(Passage provided):
• • • • • • •

Writing Prompts Week #9

7 years ago

I enjoyed both of them very much, and I would say both were really well written.

I really liked your second one as well.

And Saika's was very, very creepy >.>

I hate being the only judge <.<

Anyone want to judge these with me...?

Writing Prompts Week #9

7 years ago

^-^ Yay! *approval*
Yeah, Saika's creeped me out. xD
If I don't like do the next WPW, I'll judge! ^-^

Writing Prompts Week #9

7 years ago

Yes, please. Take my pain xD
I think I'm going to go with Orange for now.

Writing Prompts Week #9

7 years ago

^-^ I understand why it'd be painful - the entries are so good! :D

Writing Prompts Week #9

7 years ago

They really are :D 

Also, spoiler; the reason I'm getting a low rating is apparently because her stuff were rated low on mine. ;-;

Writing Prompts Week #9

7 years ago

^-^ Ah the colors aren't working with me xD -->Wow. Just wow.

Writing Prompts Week #9

7 years ago

So you can't see it, or you can see it? :O

Writing Prompts Week #9

7 years ago

I can see it, but I can't do it myself. xD

?

Writing Prompts Week #9

7 years ago

The harbor was busy in the afternoon. Sailors and sweethearts clamored around the port, hugging and rejoicing in the other’s presence. The breeze inflated the sails as the gulls caw around the cargo. Horses pulled street carriages, and aboard them, schoolgirls fluttered their lashes at dashing townsmen. They, to the dismay of the headmistress, winked in return.

• • • • • • •

(Records shown):
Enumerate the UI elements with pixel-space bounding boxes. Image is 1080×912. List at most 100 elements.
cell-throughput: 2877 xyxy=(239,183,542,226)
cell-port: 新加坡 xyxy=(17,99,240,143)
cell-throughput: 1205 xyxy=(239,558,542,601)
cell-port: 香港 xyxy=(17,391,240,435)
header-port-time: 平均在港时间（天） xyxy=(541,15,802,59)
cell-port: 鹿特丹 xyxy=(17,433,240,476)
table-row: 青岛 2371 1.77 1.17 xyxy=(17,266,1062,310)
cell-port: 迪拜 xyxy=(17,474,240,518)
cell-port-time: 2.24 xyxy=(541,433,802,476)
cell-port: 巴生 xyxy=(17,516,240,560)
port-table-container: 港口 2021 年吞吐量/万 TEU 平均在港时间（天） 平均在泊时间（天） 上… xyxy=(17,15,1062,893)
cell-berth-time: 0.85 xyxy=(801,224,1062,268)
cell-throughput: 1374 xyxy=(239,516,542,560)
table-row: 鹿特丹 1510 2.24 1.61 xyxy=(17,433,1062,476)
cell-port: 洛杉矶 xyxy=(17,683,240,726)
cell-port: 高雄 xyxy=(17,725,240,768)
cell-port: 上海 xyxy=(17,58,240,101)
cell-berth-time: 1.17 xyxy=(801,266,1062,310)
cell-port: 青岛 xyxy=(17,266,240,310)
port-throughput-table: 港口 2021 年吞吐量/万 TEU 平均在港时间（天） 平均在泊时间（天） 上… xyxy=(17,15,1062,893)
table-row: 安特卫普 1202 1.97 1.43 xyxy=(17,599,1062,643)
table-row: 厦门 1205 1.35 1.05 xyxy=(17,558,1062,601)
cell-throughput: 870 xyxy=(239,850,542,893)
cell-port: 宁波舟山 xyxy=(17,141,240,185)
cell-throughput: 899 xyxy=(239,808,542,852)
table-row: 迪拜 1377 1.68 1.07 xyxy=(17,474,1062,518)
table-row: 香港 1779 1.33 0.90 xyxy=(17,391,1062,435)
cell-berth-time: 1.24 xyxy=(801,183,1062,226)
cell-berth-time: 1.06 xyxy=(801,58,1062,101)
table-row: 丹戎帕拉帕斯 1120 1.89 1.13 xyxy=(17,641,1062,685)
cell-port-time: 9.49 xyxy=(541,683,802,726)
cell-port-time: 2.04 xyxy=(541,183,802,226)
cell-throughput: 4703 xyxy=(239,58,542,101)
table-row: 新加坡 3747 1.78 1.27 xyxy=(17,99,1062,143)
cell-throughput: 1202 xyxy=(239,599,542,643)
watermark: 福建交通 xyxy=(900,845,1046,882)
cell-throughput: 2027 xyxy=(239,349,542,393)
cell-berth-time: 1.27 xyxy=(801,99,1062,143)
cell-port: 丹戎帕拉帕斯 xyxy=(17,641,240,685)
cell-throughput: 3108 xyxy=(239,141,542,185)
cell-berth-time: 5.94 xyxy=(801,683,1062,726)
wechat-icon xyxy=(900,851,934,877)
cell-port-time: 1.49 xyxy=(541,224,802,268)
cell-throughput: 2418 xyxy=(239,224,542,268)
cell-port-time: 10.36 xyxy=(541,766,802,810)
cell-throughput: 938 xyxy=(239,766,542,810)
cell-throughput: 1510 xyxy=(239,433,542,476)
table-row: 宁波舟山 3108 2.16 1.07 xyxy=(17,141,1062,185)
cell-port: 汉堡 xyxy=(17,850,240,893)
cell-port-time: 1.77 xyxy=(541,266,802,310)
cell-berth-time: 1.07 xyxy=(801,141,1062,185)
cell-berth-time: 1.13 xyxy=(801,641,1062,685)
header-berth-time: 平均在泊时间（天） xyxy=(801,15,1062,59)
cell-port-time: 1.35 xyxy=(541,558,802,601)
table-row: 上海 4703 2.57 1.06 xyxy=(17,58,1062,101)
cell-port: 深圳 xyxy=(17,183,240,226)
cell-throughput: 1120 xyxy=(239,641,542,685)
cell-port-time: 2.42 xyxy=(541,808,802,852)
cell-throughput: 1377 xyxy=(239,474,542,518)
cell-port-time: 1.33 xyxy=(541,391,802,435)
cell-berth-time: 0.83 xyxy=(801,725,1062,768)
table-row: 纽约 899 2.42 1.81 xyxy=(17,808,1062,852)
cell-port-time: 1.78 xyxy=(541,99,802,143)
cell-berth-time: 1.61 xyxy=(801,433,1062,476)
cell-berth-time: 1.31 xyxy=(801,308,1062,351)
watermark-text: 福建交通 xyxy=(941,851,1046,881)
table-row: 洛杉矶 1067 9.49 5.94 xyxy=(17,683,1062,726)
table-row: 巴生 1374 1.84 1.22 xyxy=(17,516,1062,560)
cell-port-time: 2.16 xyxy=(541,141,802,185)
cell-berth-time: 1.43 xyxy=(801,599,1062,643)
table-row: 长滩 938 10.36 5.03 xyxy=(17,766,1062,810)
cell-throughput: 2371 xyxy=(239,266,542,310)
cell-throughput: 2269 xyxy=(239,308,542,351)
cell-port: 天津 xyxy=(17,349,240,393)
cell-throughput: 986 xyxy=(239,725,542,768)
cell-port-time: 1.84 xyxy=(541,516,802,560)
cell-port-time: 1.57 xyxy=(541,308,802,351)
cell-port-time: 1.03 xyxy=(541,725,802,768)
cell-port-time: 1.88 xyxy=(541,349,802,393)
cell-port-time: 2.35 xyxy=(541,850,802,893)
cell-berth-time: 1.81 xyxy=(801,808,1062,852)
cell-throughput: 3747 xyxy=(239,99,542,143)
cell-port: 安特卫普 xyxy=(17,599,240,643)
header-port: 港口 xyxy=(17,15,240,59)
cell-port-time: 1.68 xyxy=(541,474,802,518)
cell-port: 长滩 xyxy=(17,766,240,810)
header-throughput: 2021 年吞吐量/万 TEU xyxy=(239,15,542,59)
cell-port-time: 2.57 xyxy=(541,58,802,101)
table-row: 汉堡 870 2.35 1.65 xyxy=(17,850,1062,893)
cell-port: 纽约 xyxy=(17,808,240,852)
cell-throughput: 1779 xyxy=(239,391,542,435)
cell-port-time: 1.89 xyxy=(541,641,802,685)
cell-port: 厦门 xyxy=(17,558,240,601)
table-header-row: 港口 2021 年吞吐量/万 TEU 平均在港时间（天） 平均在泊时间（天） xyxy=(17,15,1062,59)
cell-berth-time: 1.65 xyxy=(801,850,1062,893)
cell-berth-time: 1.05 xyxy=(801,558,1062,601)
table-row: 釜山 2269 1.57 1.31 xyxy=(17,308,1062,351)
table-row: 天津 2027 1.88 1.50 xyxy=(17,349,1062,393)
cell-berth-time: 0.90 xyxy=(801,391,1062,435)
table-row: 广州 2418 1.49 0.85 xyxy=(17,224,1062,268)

• • • • • • •

Pick up the Writing Prompts Week #9 forum thread after its last sentence and carry it on.

(Expected output):
Some of the sailors staggered onto land and immediately headed off to the nearby tavern, pockets full of whatever pay they received from their Captain. They were ready to spend it all on beer and entertainment. Others returned home to spend time with their families, and she eyed those ones enviously.

Katherine returned her wandering eyes to HMS Dolphin, a 24-gun frigate with beautiful white sails. It was going to return to England soon, and she needed to catch a ride. Her fingers curled around the shiv in the pocket of her overcoat. She heard of a woman there, who held command of a few ships.

The wild stories of the woman had plagued her dreams. She was carefree, powerful, alluring. Men fell to her cunning, ships were claimed by her strategy, and officials were deceived by her many masks.

I want to be like her, was the first thing Katherine Walker had thought. Not a street crawler, not an orphan, not a whore. She didn’t want to be who she was—she wanted power. She needed to find this woman and her crew, and if she had to beg on her knees, she would. She was willing to work her way up to a position of respect and honor.

Creeping back into the crowded streets, dressed in male garb, Katherine casted one more longing gaze at the Dolphin and its beautiful white sails against the ocean blue.

---

She leaned against the wall of the table by the door, wrinkling her nose at the sour smells of the tavern. Those sailors were mostly gone—on their ships, probably.

“The Dolphin is sailin’ to England tonight,” the tavern owner said in response to a scruffy man’s inquiry.

“She is a beautiful girl,” somebody of no particular significance commented, and the others around the counter nodded and huffed in agreement.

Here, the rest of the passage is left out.